__RECORDED INFORMATION__

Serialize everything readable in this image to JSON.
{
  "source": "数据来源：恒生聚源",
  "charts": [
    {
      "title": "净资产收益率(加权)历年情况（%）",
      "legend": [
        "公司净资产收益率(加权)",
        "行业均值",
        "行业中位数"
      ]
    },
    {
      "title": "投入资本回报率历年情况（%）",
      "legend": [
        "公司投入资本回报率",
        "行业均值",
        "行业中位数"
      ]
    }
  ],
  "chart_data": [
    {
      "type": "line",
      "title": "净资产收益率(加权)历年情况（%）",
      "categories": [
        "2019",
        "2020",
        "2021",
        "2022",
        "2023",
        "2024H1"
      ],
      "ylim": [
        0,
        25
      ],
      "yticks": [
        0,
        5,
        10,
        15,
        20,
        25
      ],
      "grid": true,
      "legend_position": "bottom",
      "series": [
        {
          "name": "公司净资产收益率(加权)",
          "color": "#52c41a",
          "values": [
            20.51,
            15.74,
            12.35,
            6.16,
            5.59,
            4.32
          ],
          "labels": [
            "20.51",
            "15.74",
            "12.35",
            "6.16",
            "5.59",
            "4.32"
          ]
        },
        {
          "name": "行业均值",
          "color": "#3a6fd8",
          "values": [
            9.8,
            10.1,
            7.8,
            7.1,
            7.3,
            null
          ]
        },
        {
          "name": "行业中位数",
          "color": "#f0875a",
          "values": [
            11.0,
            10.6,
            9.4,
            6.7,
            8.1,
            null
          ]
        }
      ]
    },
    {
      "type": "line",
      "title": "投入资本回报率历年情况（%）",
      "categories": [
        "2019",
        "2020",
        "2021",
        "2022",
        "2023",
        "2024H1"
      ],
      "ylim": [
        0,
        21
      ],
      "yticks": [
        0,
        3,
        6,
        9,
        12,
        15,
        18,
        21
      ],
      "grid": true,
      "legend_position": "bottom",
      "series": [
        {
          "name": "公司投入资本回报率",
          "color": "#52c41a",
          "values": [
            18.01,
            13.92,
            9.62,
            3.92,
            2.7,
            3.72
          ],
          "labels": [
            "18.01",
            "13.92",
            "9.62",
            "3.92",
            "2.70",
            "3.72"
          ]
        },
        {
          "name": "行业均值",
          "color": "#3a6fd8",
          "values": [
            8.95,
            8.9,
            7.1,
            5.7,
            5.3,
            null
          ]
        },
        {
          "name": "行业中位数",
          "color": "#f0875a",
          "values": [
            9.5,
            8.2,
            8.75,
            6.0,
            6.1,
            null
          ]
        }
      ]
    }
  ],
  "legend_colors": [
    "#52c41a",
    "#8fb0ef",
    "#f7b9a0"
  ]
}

__GOAL__
Reproduce each line verbatim.

__PROBLEM SOLUTION__
Serialize everything readable in this image to JSON.
{
  "source": "数据来源：恒生聚源",
  "charts": [
    {
      "title": "净资产收益率(加权)历年情况（%）",
      "legend": [
        "公司净资产收益率(加权)",
        "行业均值",
        "行业中位数"
      ]
    },
    {
      "title": "投入资本回报率历年情况（%）",
      "legend": [
        "公司投入资本回报率",
        "行业均值",
        "行业中位数"
      ]
    }
  ],
  "chart_data": [
    {
      "type": "line",
      "title": "净资产收益率(加权)历年情况（%）",
      "categories": [
        "2019",
        "2020",
        "2021",
        "2022",
        "2023",
        "2024H1"
      ],
      "ylim": [
        0,
        25
      ],
      "yticks": [
        0,
        5,
        10,
        15,
        20,
        25
      ],
      "grid": true,
      "legend_position": "bottom",
      "series": [
        {
          "name": "公司净资产收益率(加权)",
          "color": "#52c41a",
          "values": [
            20.51,
            15.74,
            12.35,
            6.16,
            5.59,
            4.32
          ],
          "labels": [
            "20.51",
            "15.74",
            "12.35",
            "6.16",
            "5.59",
            "4.32"
          ]
        },
        {
          "name": "行业均值",
          "color": "#3a6fd8",
          "values": [
            9.8,
            10.1,
            7.8,
            7.1,
            7.3,
            null
          ]
        },
        {
          "name": "行业中位数",
          "color": "#f0875a",
          "values": [
            11.0,
            10.6,
            9.4,
            6.7,
            8.1,
            null
          ]
        }
      ]
    },
    {
      "type": "line",
      "title": "投入资本回报率历年情况（%）",
      "categories": [
        "2019",
        "2020",
        "2021",
        "2022",
        "2023",
        "2024H1"
      ],
      "ylim": [
        0,
        21
      ],
      "yticks": [
        0,
        3,
        6,
        9,
        12,
        15,
        18,
        21
      ],
      "grid": true,
      "legend_position": "bottom",
      "series": [
        {
          "name": "公司投入资本回报率",
          "color": "#52c41a",
          "values": [
            18.01,
            13.92,
            9.62,
            3.92,
            2.7,
            3.72
          ],
          "labels": [
            "18.01",
            "13.92",
            "9.62",
            "3.92",
            "2.70",
            "3.72"
          ]
        },
        {
          "name": "行业均值",
          "color": "#3a6fd8",
          "values": [
            8.95,
            8.9,
            7.1,
            5.7,
            5.3,
            null
          ]
        },
        {
          "name": "行业中位数",
          "color": "#f0875a",
          "values": [
            9.5,
            8.2,
            8.75,
            6.0,
            6.1,
            null
          ]
        }
      ]
    }
  ],
  "legend_colors": [
    "#52c41a",
    "#8fb0ef",
    "#f7b9a0"
  ]
}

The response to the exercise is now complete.